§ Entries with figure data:

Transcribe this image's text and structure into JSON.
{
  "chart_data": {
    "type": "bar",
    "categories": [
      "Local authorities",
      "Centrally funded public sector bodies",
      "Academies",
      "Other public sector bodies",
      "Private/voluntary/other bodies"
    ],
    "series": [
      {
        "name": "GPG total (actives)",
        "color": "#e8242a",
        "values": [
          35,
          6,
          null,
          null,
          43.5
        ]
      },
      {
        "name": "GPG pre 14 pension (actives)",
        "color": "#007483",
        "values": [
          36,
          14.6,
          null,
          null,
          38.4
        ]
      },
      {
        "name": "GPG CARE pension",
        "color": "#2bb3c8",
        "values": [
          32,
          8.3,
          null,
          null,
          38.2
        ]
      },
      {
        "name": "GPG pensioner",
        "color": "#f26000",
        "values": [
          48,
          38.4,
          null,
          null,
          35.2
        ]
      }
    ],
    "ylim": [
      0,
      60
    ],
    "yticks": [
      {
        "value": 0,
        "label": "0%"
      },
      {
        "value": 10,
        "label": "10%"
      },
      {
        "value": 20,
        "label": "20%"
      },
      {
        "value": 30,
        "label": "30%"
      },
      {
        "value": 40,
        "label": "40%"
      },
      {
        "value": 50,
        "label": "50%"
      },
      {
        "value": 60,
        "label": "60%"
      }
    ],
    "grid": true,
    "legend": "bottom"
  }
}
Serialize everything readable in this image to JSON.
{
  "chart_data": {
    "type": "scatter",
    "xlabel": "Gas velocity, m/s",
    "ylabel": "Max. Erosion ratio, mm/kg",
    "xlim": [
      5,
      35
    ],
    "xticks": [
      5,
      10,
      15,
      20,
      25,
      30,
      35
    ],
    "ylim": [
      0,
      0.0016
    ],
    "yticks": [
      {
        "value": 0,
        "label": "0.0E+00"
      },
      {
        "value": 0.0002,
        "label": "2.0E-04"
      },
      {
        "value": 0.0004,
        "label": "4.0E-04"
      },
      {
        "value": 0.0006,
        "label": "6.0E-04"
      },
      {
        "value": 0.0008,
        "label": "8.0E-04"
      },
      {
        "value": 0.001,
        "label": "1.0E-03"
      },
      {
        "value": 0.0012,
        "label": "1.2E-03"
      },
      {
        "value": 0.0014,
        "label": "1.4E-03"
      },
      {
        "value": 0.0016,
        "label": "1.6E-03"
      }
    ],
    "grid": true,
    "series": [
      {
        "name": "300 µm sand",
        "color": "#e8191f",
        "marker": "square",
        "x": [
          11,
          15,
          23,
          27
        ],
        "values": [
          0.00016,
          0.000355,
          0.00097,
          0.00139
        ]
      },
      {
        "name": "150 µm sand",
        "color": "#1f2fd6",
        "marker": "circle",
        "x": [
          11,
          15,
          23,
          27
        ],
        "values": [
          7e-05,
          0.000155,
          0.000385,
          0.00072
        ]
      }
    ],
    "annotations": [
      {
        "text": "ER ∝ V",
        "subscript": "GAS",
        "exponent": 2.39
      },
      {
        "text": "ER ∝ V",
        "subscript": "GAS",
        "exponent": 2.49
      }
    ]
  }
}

§ What the task requires: From the data above, copy each line that has the string "color".

§ Solution for this task:
        "color": "#e8242a",
        "color": "#007483",
        "color": "#2bb3c8",
        "color": "#f26000",
        "color": "#e8191f",
        "color": "#1f2fd6",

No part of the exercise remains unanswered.